Work to complete -
Your task is to filter the data below down to the lines holding "Options".

Start Entries

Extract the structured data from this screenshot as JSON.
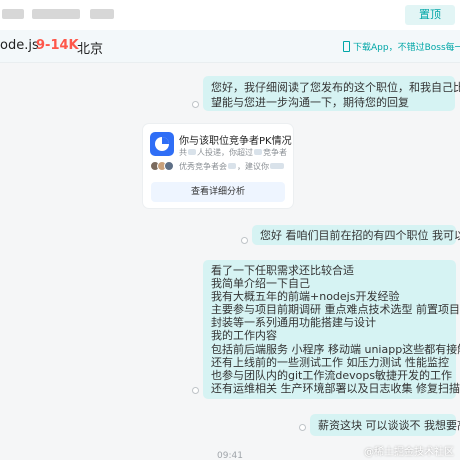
{
  "header": {
    "top_button_label": "置顶"
  },
  "job": {
    "title": "ode.js",
    "salary": "9-14K",
    "city": "北京",
    "app_tip": "下载App，不错过Boss每一条消息"
  },
  "messages": [
    {
      "lines": [
        "您好，我仔细阅读了您发布的这个职位，和我自己比较匹配，希",
        "望能与您进一步沟通一下，期待您的回复"
      ]
    },
    {
      "lines": [
        "您好 看咱们目前在招的有四个职位 我可以胜任三个"
      ]
    },
    {
      "lines": [
        "看了一下任职需求还比较合适",
        "我简单介绍一下自己",
        "我有大概五年的前端+nodejs开发经验",
        "主要参与项目前期调研 重点难点技术选型 前置项目脚手架 组件",
        "封装等一系列通用功能搭建与设计",
        "我的工作内容",
        "包括前后端服务 小程序 移动端 uniapp这些都有接触",
        "还有上线前的一些测试工作 如压力测试 性能监控",
        "也参与团队内的git工作流devops敏捷开发的工作",
        "还有运维相关 生产环境部署以及日志收集 修复扫描漏洞等等"
      ]
    },
    {
      "lines": [
        "薪资这块 可以谈谈不 我想要高一些"
      ]
    }
  ],
  "pk_card": {
    "title": "你与该职位竞争者PK情况",
    "line1_a": "共",
    "line1_b": "人投递，你超过",
    "line1_c": "竞争者",
    "line2_a": "优秀竞争者会",
    "line2_b": "，建议你",
    "button_label": "查看详细分析",
    "icon": "pie-chart-icon"
  },
  "timestamp": "09:41",
  "watermark": "@稀土掘金技术社区",
  "colors": {
    "accent": "#00a6a7",
    "bubble": "#d6f3f3",
    "salary": "#fe574a",
    "pk_icon": "#2f6ef6"
  }
}
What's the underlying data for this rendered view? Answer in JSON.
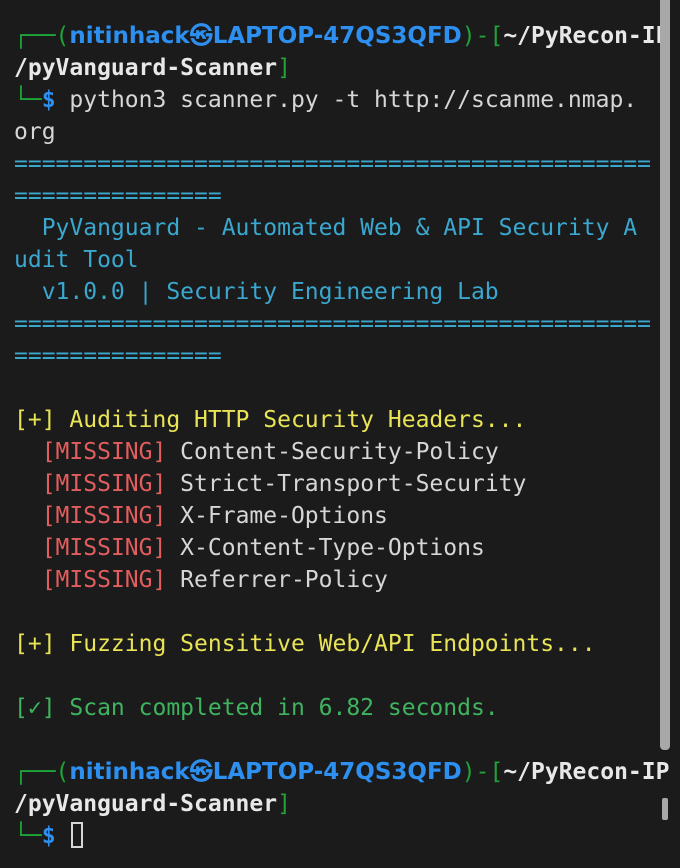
{
  "prompt1": {
    "corner_top": "┌──(",
    "user_host": "nitinhack㉿LAPTOP-47QS3QFD",
    "mid": ")-[",
    "path_part1": "~/PyRecon-IP",
    "path_part2": "/pyVanguard-Scanner",
    "close": "]",
    "corner_bottom": "└─",
    "dollar": "$",
    "command_part1": " python3 scanner.py -t http://scanme.nmap.",
    "command_part2": "org"
  },
  "banner": {
    "rule_a1": "==============================================",
    "rule_a2": "===============",
    "title_part1": "  PyVanguard - Automated Web & API Security A",
    "title_part2": "udit Tool",
    "version": "  v1.0.0 | Security Engineering Lab",
    "rule_b1": "==============================================",
    "rule_b2": "==============="
  },
  "headers_section": {
    "heading": "[+] Auditing HTTP Security Headers...",
    "items": [
      {
        "tag": "[MISSING]",
        "name": " Content-Security-Policy"
      },
      {
        "tag": "[MISSING]",
        "name": " Strict-Transport-Security"
      },
      {
        "tag": "[MISSING]",
        "name": " X-Frame-Options"
      },
      {
        "tag": "[MISSING]",
        "name": " X-Content-Type-Options"
      },
      {
        "tag": "[MISSING]",
        "name": " Referrer-Policy"
      }
    ]
  },
  "fuzz_section": {
    "heading": "[+] Fuzzing Sensitive Web/API Endpoints..."
  },
  "completion": {
    "text": "[✓] Scan completed in 6.82 seconds."
  },
  "prompt2": {
    "corner_top": "┌──(",
    "user_host": "nitinhack㉿LAPTOP-47QS3QFD",
    "mid": ")-[",
    "path_part1": "~/PyRecon-IP",
    "path_part2": "/pyVanguard-Scanner",
    "close": "]",
    "corner_bottom": "└─",
    "dollar": "$"
  },
  "colors": {
    "background": "#1b1b1c",
    "prompt_frame": "#1fa339",
    "user_host": "#2d8ff0",
    "banner": "#3aa7cf",
    "heading": "#e9e356",
    "missing": "#e25d5d",
    "success": "#3fb45f"
  }
}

End Entries

Reply to the task -
        "name": " X-Frame-Options"
        "name": " X-Content-Type-Options"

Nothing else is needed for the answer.